▶ [TASK REQUIREMENTS] Will you output the entries below exactly, skipping every image they contain?

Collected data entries
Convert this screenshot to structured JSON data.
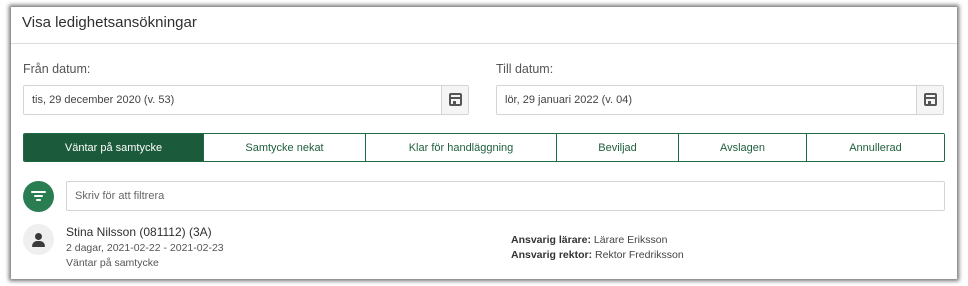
{
  "header": {
    "title": "Visa ledighetsansökningar"
  },
  "date_filter": {
    "from": {
      "label": "Från datum:",
      "value": "tis, 29 december 2020 (v. 53)",
      "icon": "calendar-icon"
    },
    "to": {
      "label": "Till datum:",
      "value": "lör, 29 januari 2022 (v. 04)",
      "icon": "calendar-icon"
    }
  },
  "status_tabs": [
    {
      "label": "Väntar på samtycke",
      "active": true
    },
    {
      "label": "Samtycke nekat",
      "active": false
    },
    {
      "label": "Klar för handläggning",
      "active": false
    },
    {
      "label": "Beviljad",
      "active": false
    },
    {
      "label": "Avslagen",
      "active": false
    },
    {
      "label": "Annullerad",
      "active": false
    }
  ],
  "filter": {
    "placeholder": "Skriv för att filtrera",
    "value": "",
    "icon": "filter-icon"
  },
  "applications": [
    {
      "name": "Stina Nilsson (081112) (3A)",
      "dates": "2 dagar, 2021-02-22 - 2021-02-23",
      "status": "Väntar på samtycke",
      "teacher_label": "Ansvarig lärare:",
      "teacher": "Lärare Eriksson",
      "principal_label": "Ansvarig rektor:",
      "principal": "Rektor Fredriksson",
      "icon": "person-icon"
    }
  ],
  "colors": {
    "accent": "#1b5a3a",
    "accent_light": "#2a7d50",
    "border": "#d4d4d4"
  }
}
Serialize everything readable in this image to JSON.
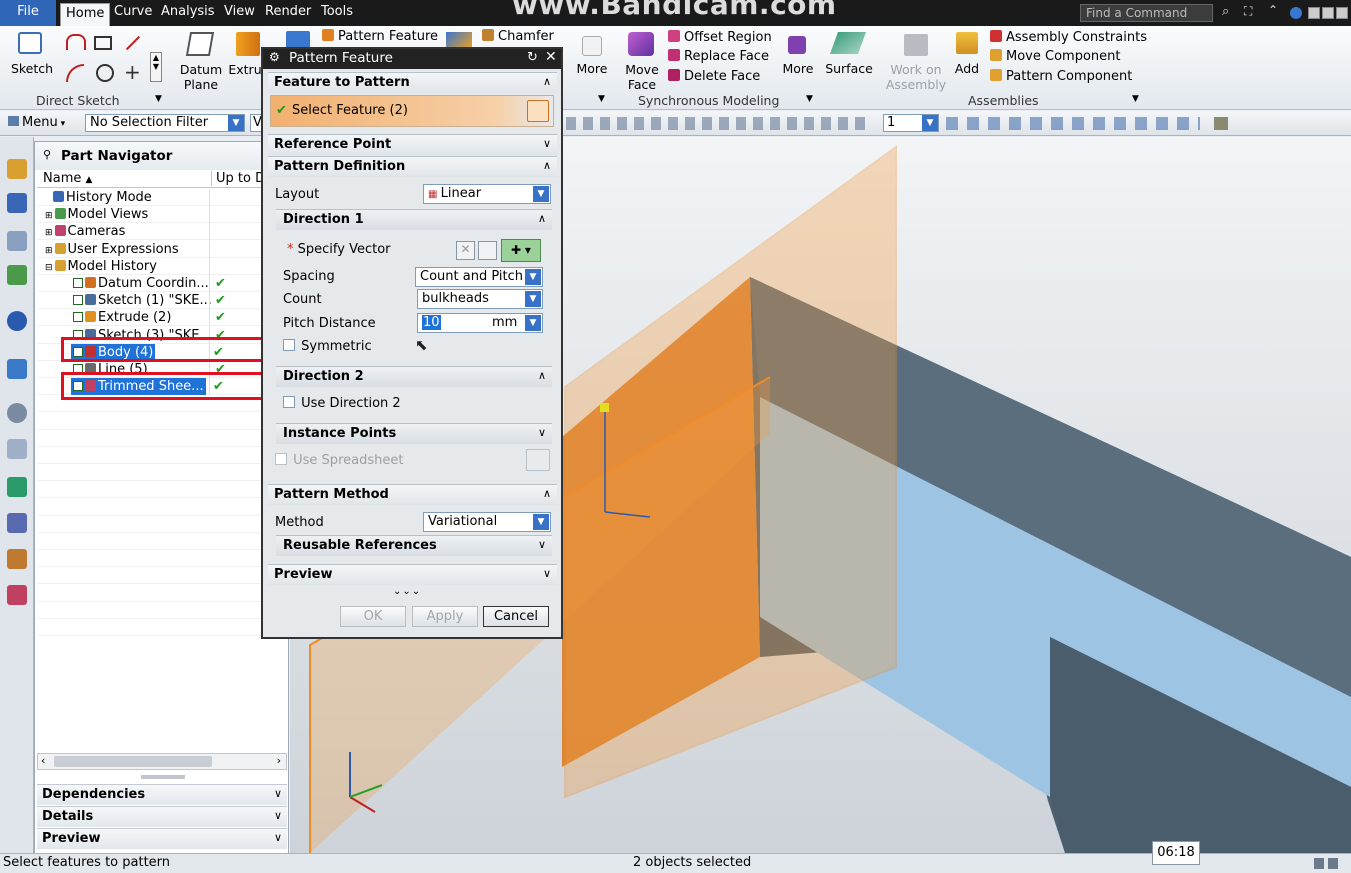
{
  "watermark": "www.Bandicam.com",
  "menubar": {
    "file": "File",
    "tabs": [
      "Home",
      "Curve",
      "Analysis",
      "View",
      "Render",
      "Tools"
    ],
    "find_command_placeholder": "Find a Command"
  },
  "ribbon": {
    "sketch": "Sketch",
    "direct_sketch": "Direct Sketch",
    "datum_plane_1": "Datum",
    "datum_plane_2": "Plane",
    "extrude": "Extru",
    "pattern_feature": "Pattern Feature",
    "chamfer": "Chamfer",
    "more_1": "More",
    "move_face_1": "Move",
    "move_face_2": "Face",
    "offset_region": "Offset Region",
    "replace_face": "Replace Face",
    "delete_face": "Delete Face",
    "more_2": "More",
    "surface": "Surface",
    "synchronous_modeling": "Synchronous Modeling",
    "work_on_assembly_1": "Work on",
    "work_on_assembly_2": "Assembly",
    "add": "Add",
    "assembly_constraints": "Assembly Constraints",
    "move_component": "Move Component",
    "pattern_component": "Pattern Component",
    "assemblies": "Assemblies"
  },
  "selection_bar": {
    "menu": "Menu",
    "filter": "No Selection Filter",
    "filter2": "V",
    "count_field": "1"
  },
  "navigator": {
    "title": "Part Navigator",
    "col_name": "Name",
    "col_uptodate": "Up to D",
    "rows": [
      {
        "label": "History Mode",
        "indent": 14,
        "check": ""
      },
      {
        "label": "Model Views",
        "indent": 6,
        "check": ""
      },
      {
        "label": "Cameras",
        "indent": 6,
        "check": ""
      },
      {
        "label": "User Expressions",
        "indent": 6,
        "check": ""
      },
      {
        "label": "Model History",
        "indent": 6,
        "check": ""
      },
      {
        "label": "Datum Coordin...",
        "indent": 34,
        "check": "✔"
      },
      {
        "label": "Sketch (1) \"SKE...",
        "indent": 34,
        "check": "✔"
      },
      {
        "label": "Extrude (2)",
        "indent": 34,
        "check": "✔"
      },
      {
        "label": "Sketch (3) \"SKE",
        "indent": 34,
        "check": "✔"
      },
      {
        "label": "Body (4)",
        "indent": 34,
        "check": "✔"
      },
      {
        "label": "Line (5)",
        "indent": 34,
        "check": "✔"
      },
      {
        "label": "Trimmed Shee...",
        "indent": 34,
        "check": "✔"
      }
    ],
    "panels": [
      "Dependencies",
      "Details",
      "Preview"
    ]
  },
  "dialog": {
    "title": "Pattern Feature",
    "feature_to_pattern": "Feature to Pattern",
    "select_feature": "Select Feature (2)",
    "reference_point": "Reference Point",
    "pattern_definition": "Pattern Definition",
    "layout_label": "Layout",
    "layout_value": "Linear",
    "direction1": "Direction 1",
    "specify_vector": "Specify Vector",
    "spacing_label": "Spacing",
    "spacing_value": "Count and Pitch",
    "count_label": "Count",
    "count_value": "bulkheads",
    "pitch_label": "Pitch Distance",
    "pitch_value": "10",
    "pitch_unit": "mm",
    "symmetric": "Symmetric",
    "direction2": "Direction 2",
    "use_direction2": "Use Direction 2",
    "instance_points": "Instance Points",
    "use_spreadsheet": "Use Spreadsheet",
    "pattern_method": "Pattern Method",
    "method_label": "Method",
    "method_value": "Variational",
    "reusable_references": "Reusable References",
    "preview": "Preview",
    "ok": "OK",
    "apply": "Apply",
    "cancel": "Cancel"
  },
  "status": {
    "left": "Select features to pattern",
    "center": "2 objects selected",
    "clock": "06:18"
  },
  "colors": {
    "accent": "#1e72d8",
    "highlight_box": "#e01020",
    "sheet_orange": "#f59a3c",
    "model_body": "#4e6272",
    "model_inner": "#9dc4e2"
  }
}
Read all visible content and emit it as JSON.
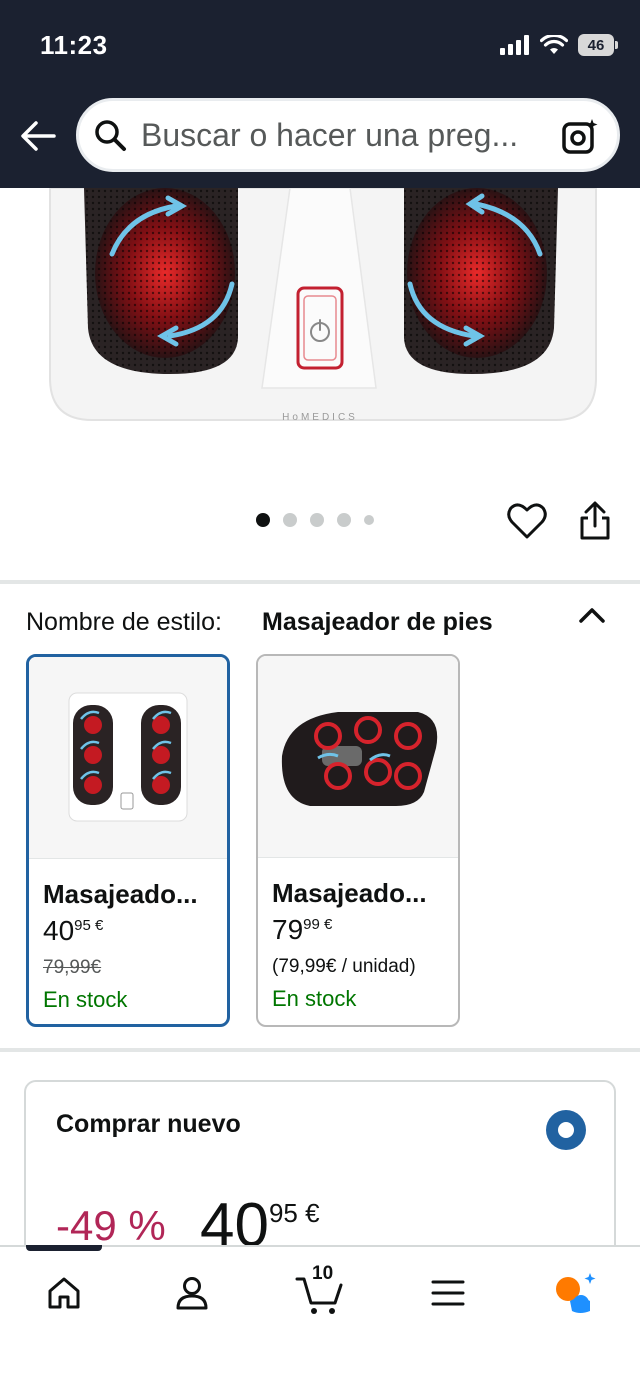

▶ [SOLUTION TO THIS TASK]
Convert this screenshot to structured JSON data.
{
  "header": {
    "title": "Visa ledighetsansökningar"
  },
  "date_filter": {
    "from": {
      "label": "Från datum:",
      "value": "tis, 29 december 2020 (v. 53)",
      "icon": "calendar-icon"
    },
    "to": {
      "label": "Till datum:",
      "value": "lör, 29 januari 2022 (v. 04)",
      "icon": "calendar-icon"
    }
  },
  "status_tabs": [
    {
      "label": "Väntar på samtycke",
      "active": true
    },
    {
      "label": "Samtycke nekat",
      "active": false
    },
    {
      "label": "Klar för handläggning",
      "active": false
    },
    {
      "label": "Beviljad",
      "active": false
    },
    {
      "label": "Avslagen",
      "active": false
    },
    {
      "label": "Annullerad",
      "active": false
    }
  ],
  "filter": {
    "placeholder": "Skriv för att filtrera",
    "value": "",
    "icon": "filter-icon"
  },
  "applications": [
    {
      "name": "Stina Nilsson (081112) (3A)",
      "dates": "2 dagar, 2021-02-22 - 2021-02-23",
      "status": "Väntar på samtycke",
      "teacher_label": "Ansvarig lärare:",
      "teacher": "Lärare Eriksson",
      "principal_label": "Ansvarig rektor:",
      "principal": "Rektor Fredriksson",
      "icon": "person-icon"
    }
  ],
  "colors": {
    "accent": "#1b5a3a",
    "accent_light": "#2a7d50",
    "border": "#d4d4d4"
  }
}
Serialize everything readable in this image to JSON.
{
  "watermark": "www.Bandicam.com",
  "menubar": {
    "file": "File",
    "tabs": [
      "Home",
      "Curve",
      "Analysis",
      "View",
      "Render",
      "Tools"
    ],
    "find_command_placeholder": "Find a Command"
  },
  "ribbon": {
    "sketch": "Sketch",
    "direct_sketch": "Direct Sketch",
    "datum_plane_1": "Datum",
    "datum_plane_2": "Plane",
    "extrude": "Extru",
    "pattern_feature": "Pattern Feature",
    "chamfer": "Chamfer",
    "more_1": "More",
    "move_face_1": "Move",
    "move_face_2": "Face",
    "offset_region": "Offset Region",
    "replace_face": "Replace Face",
    "delete_face": "Delete Face",
    "more_2": "More",
    "surface": "Surface",
    "synchronous_modeling": "Synchronous Modeling",
    "work_on_assembly_1": "Work on",
    "work_on_assembly_2": "Assembly",
    "add": "Add",
    "assembly_constraints": "Assembly Constraints",
    "move_component": "Move Component",
    "pattern_component": "Pattern Component",
    "assemblies": "Assemblies"
  },
  "selection_bar": {
    "menu": "Menu",
    "filter": "No Selection Filter",
    "filter2": "V",
    "count_field": "1"
  },
  "navigator": {
    "title": "Part Navigator",
    "col_name": "Name",
    "col_uptodate": "Up to D",
    "rows": [
      {
        "label": "History Mode",
        "indent": 14,
        "check": ""
      },
      {
        "label": "Model Views",
        "indent": 6,
        "check": ""
      },
      {
        "label": "Cameras",
        "indent": 6,
        "check": ""
      },
      {
        "label": "User Expressions",
        "indent": 6,
        "check": ""
      },
      {
        "label": "Model History",
        "indent": 6,
        "check": ""
      },
      {
        "label": "Datum Coordin...",
        "indent": 34,
        "check": "✔"
      },
      {
        "label": "Sketch (1) \"SKE...",
        "indent": 34,
        "check": "✔"
      },
      {
        "label": "Extrude (2)",
        "indent": 34,
        "check": "✔"
      },
      {
        "label": "Sketch (3) \"SKE",
        "indent": 34,
        "check": "✔"
      },
      {
        "label": "Body (4)",
        "indent": 34,
        "check": "✔"
      },
      {
        "label": "Line (5)",
        "indent": 34,
        "check": "✔"
      },
      {
        "label": "Trimmed Shee...",
        "indent": 34,
        "check": "✔"
      }
    ],
    "panels": [
      "Dependencies",
      "Details",
      "Preview"
    ]
  },
  "dialog": {
    "title": "Pattern Feature",
    "feature_to_pattern": "Feature to Pattern",
    "select_feature": "Select Feature (2)",
    "reference_point": "Reference Point",
    "pattern_definition": "Pattern Definition",
    "layout_label": "Layout",
    "layout_value": "Linear",
    "direction1": "Direction 1",
    "specify_vector": "Specify Vector",
    "spacing_label": "Spacing",
    "spacing_value": "Count and Pitch",
    "count_label": "Count",
    "count_value": "bulkheads",
    "pitch_label": "Pitch Distance",
    "pitch_value": "10",
    "pitch_unit": "mm",
    "symmetric": "Symmetric",
    "direction2": "Direction 2",
    "use_direction2": "Use Direction 2",
    "instance_points": "Instance Points",
    "use_spreadsheet": "Use Spreadsheet",
    "pattern_method": "Pattern Method",
    "method_label": "Method",
    "method_value": "Variational",
    "reusable_references": "Reusable References",
    "preview": "Preview",
    "ok": "OK",
    "apply": "Apply",
    "cancel": "Cancel"
  },
  "status": {
    "left": "Select features to pattern",
    "center": "2 objects selected",
    "clock": "06:18"
  },
  "colors": {
    "accent": "#1e72d8",
    "highlight_box": "#e01020",
    "sheet_orange": "#f59a3c",
    "model_body": "#4e6272",
    "model_inner": "#9dc4e2"
  }
}
Read all visible content and emit it as JSON.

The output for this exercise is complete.